**WHAT YOU WILL DO**
Below is a block of records; repeat all of them exactly.

**DATA RECORDS**
Start

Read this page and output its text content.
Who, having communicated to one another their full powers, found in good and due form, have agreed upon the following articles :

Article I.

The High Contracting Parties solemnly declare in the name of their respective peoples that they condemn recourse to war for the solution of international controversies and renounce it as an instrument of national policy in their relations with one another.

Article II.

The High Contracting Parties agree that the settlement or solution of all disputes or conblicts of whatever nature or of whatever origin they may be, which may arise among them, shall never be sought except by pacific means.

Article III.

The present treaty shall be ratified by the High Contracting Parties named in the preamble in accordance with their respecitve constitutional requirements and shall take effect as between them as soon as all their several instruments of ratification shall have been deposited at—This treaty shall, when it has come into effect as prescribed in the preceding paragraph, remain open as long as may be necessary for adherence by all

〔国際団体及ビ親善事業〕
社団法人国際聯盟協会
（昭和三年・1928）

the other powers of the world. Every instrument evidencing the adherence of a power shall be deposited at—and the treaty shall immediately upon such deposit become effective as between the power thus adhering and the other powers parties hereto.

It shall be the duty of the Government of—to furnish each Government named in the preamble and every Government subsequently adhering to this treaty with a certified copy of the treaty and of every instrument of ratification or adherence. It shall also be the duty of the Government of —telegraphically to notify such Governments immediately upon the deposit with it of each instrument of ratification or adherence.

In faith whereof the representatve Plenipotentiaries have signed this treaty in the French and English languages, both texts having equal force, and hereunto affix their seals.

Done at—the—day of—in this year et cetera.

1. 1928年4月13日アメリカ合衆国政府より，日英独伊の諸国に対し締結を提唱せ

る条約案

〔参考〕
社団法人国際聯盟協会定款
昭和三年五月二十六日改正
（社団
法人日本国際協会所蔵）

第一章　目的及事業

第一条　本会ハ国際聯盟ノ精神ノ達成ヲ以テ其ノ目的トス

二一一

End

**FULL OUTPUT**
Read this page and output its text content.
Who, having communicated to one another their full powers, found in good and due form, have agreed upon the following articles :

Article I.

The High Contracting Parties solemnly declare in the name of their respective peoples that they condemn recourse to war for the solution of international controversies and renounce it as an instrument of national policy in their relations with one another.

Article II.

The High Contracting Parties agree that the settlement or solution of all disputes or conblicts of whatever nature or of whatever origin they may be, which may arise among them, shall never be sought except by pacific means.

Article III.

The present treaty shall be ratified by the High Contracting Parties named in the preamble in accordance with their respecitve constitutional requirements and shall take effect as between them as soon as all their several instruments of ratification shall have been deposited at—This treaty shall, when it has come into effect as prescribed in the preceding paragraph, remain open as long as may be necessary for adherence by all

〔国際団体及ビ親善事業〕
社団法人国際聯盟協会
（昭和三年・1928）

the other powers of the world. Every instrument evidencing the adherence of a power shall be deposited at—and the treaty shall immediately upon such deposit become effective as between the power thus adhering and the other powers parties hereto.

It shall be the duty of the Government of—to furnish each Government named in the preamble and every Government subsequently adhering to this treaty with a certified copy of the treaty and of every instrument of ratification or adherence. It shall also be the duty of the Government of —telegraphically to notify such Governments immediately upon the deposit with it of each instrument of ratification or adherence.

In faith whereof the representatve Plenipotentiaries have signed this treaty in the French and English languages, both texts having equal force, and hereunto affix their seals.

Done at—the—day of—in this year et cetera.

1. 1928年4月13日アメリカ合衆国政府より，日英独伊の諸国に対し締結を提唱せ

る条約案

〔参考〕
社団法人国際聯盟協会定款
昭和三年五月二十六日改正
（社団
法人日本国際協会所蔵）

第一章　目的及事業

第一条　本会ハ国際聯盟ノ精神ノ達成ヲ以テ其ノ目的トス

二一一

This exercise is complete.